____ Provided material

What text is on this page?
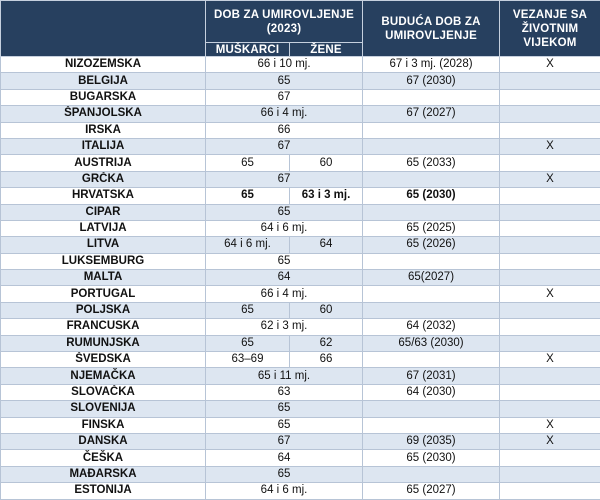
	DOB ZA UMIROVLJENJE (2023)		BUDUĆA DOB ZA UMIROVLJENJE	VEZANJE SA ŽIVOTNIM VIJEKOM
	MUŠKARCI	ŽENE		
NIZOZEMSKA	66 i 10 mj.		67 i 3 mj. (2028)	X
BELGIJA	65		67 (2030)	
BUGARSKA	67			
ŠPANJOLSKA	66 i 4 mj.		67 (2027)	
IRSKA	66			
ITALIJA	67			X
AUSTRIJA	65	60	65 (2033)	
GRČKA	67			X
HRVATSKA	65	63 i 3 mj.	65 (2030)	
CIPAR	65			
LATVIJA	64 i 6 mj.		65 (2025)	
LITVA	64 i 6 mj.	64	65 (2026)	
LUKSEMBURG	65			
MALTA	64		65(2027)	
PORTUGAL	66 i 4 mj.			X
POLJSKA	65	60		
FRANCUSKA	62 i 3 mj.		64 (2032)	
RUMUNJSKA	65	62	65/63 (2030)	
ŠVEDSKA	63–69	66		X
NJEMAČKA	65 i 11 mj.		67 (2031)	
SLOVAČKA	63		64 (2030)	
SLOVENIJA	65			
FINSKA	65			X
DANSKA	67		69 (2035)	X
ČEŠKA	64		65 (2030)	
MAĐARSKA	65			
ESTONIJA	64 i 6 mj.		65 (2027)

________

» Given task
Repeat the material above verbatim, with no pictures in the output.

» Response below
What text is on this page?
	DOB ZA UMIROVLJENJE (2023)		BUDUĆA DOB ZA UMIROVLJENJE	VEZANJE SA ŽIVOTNIM VIJEKOM
	MUŠKARCI	ŽENE		
NIZOZEMSKA	66 i 10 mj.		67 i 3 mj. (2028)	X
BELGIJA	65		67 (2030)	
BUGARSKA	67			
ŠPANJOLSKA	66 i 4 mj.		67 (2027)	
IRSKA	66			
ITALIJA	67			X
AUSTRIJA	65	60	65 (2033)	
GRČKA	67			X
HRVATSKA	65	63 i 3 mj.	65 (2030)	
CIPAR	65			
LATVIJA	64 i 6 mj.		65 (2025)	
LITVA	64 i 6 mj.	64	65 (2026)	
LUKSEMBURG	65			
MALTA	64		65(2027)	
PORTUGAL	66 i 4 mj.			X
POLJSKA	65	60		
FRANCUSKA	62 i 3 mj.		64 (2032)	
RUMUNJSKA	65	62	65/63 (2030)	
ŠVEDSKA	63–69	66		X
NJEMAČKA	65 i 11 mj.		67 (2031)	
SLOVAČKA	63		64 (2030)	
SLOVENIJA	65			
FINSKA	65			X
DANSKA	67		69 (2035)	X
ČEŠKA	64		65 (2030)	
MAĐARSKA	65			
ESTONIJA	64 i 6 mj.		65 (2027)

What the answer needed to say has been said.